• _Data rows_:
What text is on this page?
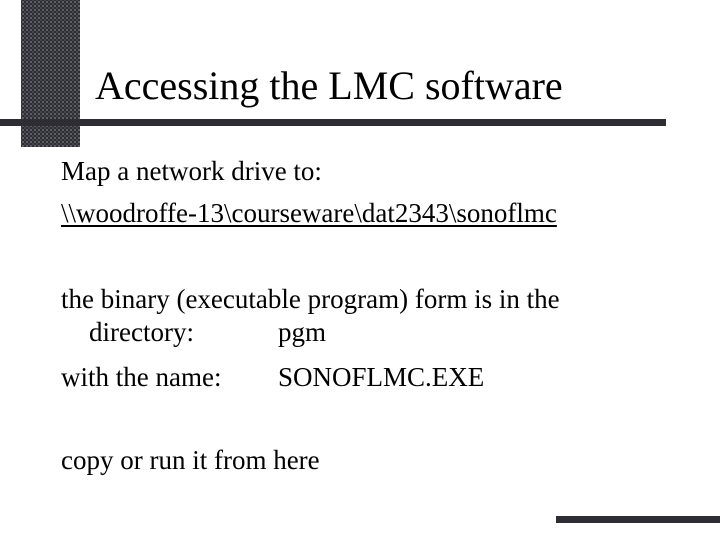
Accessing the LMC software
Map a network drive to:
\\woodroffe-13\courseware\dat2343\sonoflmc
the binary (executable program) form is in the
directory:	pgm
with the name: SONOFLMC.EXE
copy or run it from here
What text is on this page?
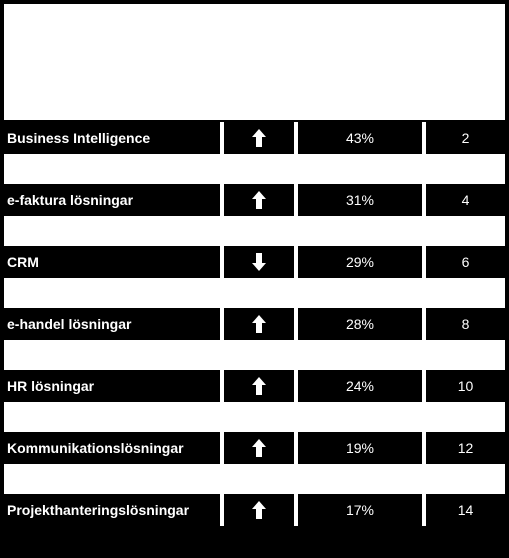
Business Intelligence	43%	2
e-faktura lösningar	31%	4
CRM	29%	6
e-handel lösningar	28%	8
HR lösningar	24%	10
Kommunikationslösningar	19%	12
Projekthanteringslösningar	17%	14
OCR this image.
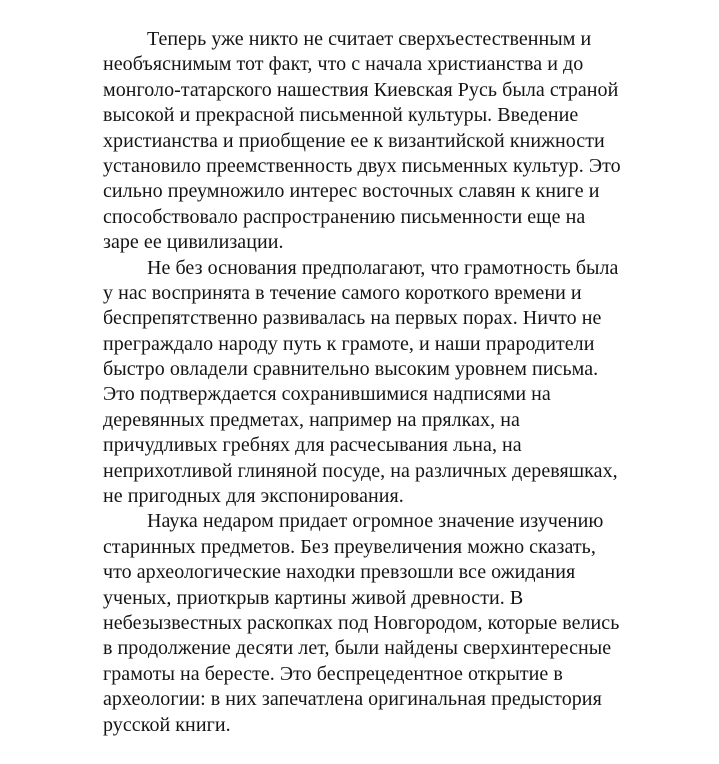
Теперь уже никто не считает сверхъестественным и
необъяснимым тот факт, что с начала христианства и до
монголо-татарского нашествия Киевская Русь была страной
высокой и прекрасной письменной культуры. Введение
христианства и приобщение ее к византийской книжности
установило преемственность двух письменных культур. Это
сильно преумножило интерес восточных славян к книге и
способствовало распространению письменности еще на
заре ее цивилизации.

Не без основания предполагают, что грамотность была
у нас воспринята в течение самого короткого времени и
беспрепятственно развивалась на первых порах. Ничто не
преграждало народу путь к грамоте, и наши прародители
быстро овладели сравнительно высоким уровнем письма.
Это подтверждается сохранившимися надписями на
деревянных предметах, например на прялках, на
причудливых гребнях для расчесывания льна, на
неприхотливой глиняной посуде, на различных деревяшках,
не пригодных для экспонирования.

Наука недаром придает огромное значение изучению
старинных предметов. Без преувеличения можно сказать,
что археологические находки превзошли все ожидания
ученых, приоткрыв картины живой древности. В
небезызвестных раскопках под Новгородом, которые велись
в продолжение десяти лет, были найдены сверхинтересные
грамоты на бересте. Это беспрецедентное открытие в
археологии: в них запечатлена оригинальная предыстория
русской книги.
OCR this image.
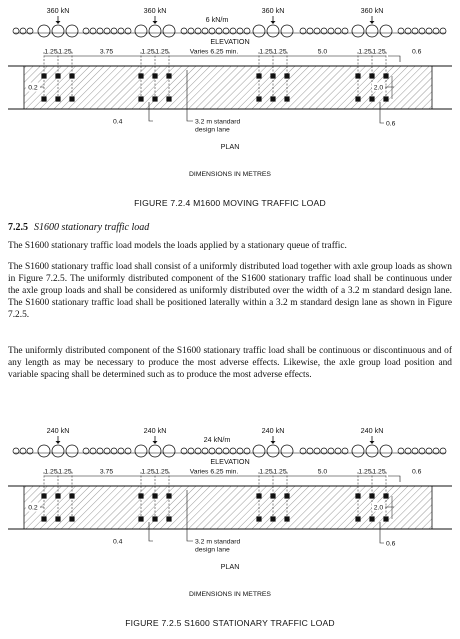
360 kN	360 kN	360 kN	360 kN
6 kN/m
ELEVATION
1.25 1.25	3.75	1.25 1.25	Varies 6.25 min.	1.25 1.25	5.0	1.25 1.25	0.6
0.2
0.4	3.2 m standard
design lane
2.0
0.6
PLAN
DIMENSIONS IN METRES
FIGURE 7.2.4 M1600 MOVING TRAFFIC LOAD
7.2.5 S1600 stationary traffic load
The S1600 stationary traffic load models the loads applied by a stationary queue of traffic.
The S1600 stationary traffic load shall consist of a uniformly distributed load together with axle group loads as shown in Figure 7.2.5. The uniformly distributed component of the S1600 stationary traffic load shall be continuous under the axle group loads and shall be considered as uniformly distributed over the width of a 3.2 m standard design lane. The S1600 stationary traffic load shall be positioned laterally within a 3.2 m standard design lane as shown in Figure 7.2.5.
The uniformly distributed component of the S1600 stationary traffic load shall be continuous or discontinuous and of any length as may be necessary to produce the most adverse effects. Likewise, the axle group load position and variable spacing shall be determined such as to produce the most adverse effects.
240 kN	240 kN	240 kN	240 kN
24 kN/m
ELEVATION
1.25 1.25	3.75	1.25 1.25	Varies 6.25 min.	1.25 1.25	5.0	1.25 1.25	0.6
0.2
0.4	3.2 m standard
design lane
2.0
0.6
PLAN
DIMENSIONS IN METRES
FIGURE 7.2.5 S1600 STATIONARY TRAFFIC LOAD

--

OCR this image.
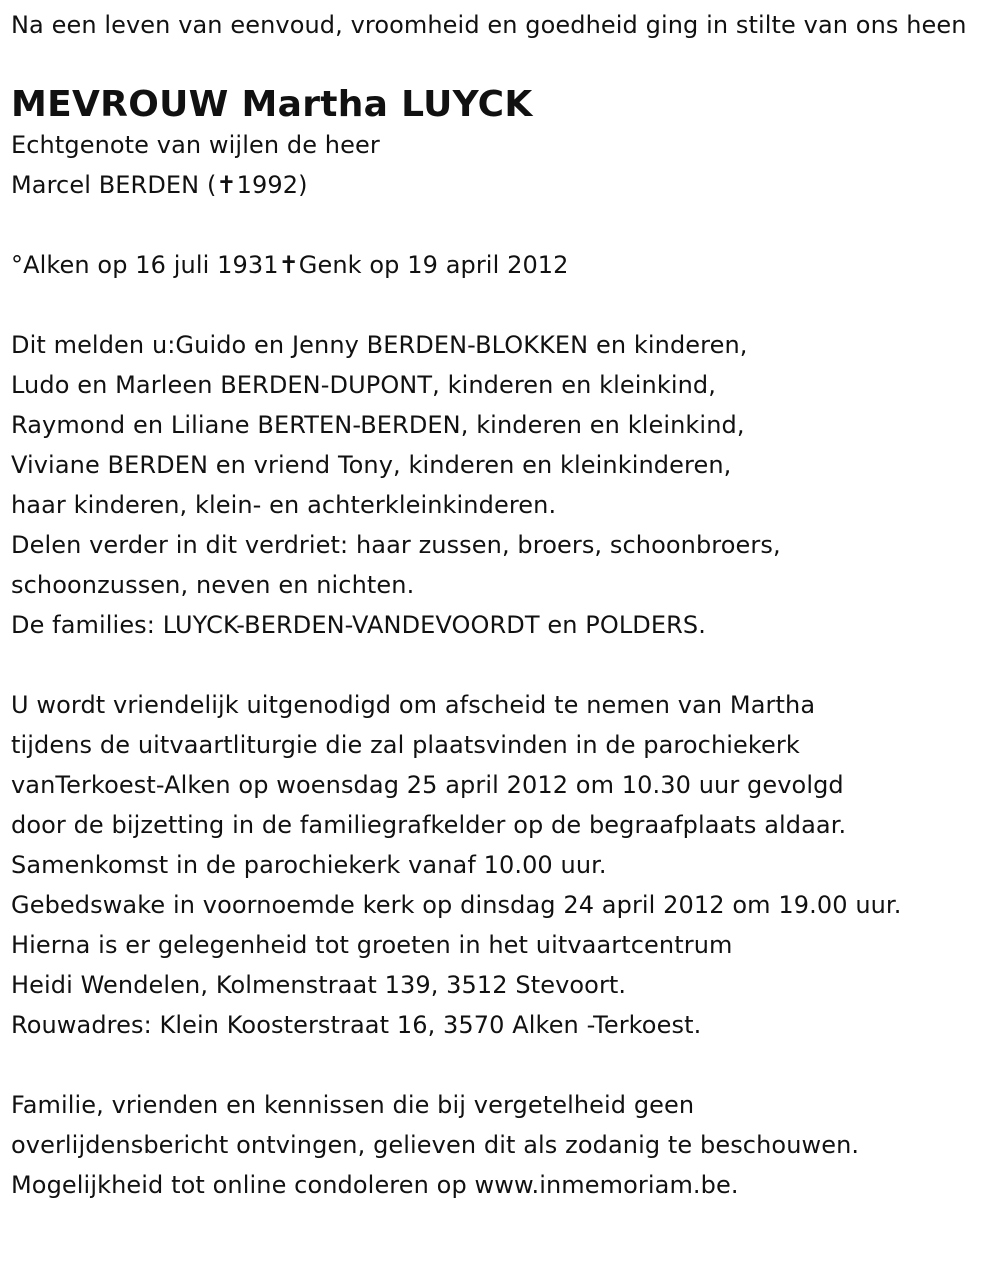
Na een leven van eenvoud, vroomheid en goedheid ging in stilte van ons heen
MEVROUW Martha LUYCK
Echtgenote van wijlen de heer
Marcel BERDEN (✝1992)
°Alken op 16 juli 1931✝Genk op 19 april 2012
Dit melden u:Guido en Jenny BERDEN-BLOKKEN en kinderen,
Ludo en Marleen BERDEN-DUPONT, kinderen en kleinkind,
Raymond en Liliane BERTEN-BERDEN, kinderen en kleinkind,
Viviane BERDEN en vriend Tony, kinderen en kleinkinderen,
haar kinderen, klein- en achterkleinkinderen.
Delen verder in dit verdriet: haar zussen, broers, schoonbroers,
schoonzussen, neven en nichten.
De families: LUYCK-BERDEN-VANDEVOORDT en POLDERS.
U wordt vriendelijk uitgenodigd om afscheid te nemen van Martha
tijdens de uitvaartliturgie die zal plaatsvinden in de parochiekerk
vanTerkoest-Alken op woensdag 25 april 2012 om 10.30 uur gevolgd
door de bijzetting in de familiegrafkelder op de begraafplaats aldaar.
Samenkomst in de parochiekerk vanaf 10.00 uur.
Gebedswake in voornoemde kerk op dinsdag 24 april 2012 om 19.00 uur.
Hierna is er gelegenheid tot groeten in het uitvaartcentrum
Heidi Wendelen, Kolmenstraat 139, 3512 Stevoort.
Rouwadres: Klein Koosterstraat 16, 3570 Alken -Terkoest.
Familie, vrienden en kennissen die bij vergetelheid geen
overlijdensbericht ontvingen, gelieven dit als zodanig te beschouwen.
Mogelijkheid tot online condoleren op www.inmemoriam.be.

* * *

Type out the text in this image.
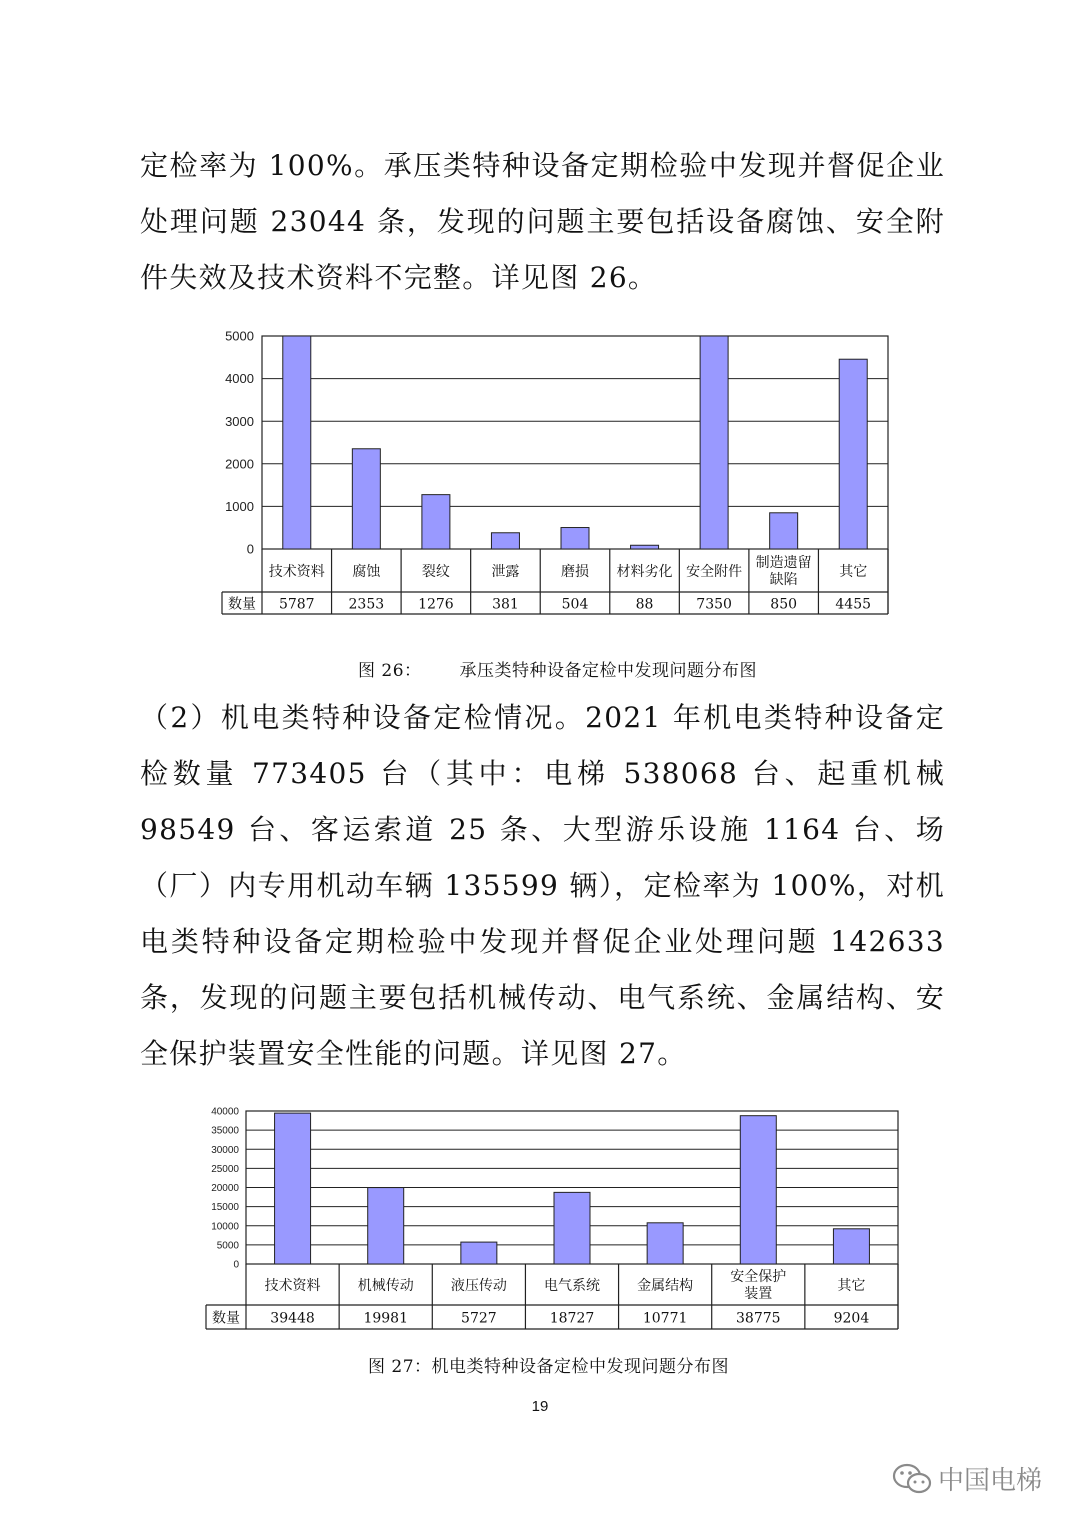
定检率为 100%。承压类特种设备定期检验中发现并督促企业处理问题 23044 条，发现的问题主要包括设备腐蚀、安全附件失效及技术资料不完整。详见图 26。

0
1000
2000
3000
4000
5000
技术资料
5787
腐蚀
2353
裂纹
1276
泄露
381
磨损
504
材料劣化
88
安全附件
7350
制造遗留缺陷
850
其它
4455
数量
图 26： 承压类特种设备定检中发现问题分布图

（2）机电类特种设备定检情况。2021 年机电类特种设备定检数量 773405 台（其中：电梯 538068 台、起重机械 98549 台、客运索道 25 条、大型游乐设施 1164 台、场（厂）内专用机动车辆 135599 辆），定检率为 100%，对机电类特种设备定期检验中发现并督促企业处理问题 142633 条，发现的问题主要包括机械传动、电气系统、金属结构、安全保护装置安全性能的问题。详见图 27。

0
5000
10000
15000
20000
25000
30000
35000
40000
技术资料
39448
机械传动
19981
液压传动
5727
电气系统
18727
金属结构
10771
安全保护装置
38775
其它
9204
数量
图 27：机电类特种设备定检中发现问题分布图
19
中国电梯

• _Work required_:
Note how many lines of the material contain the string "haar". Then report that number by itself.

• _Response_:
2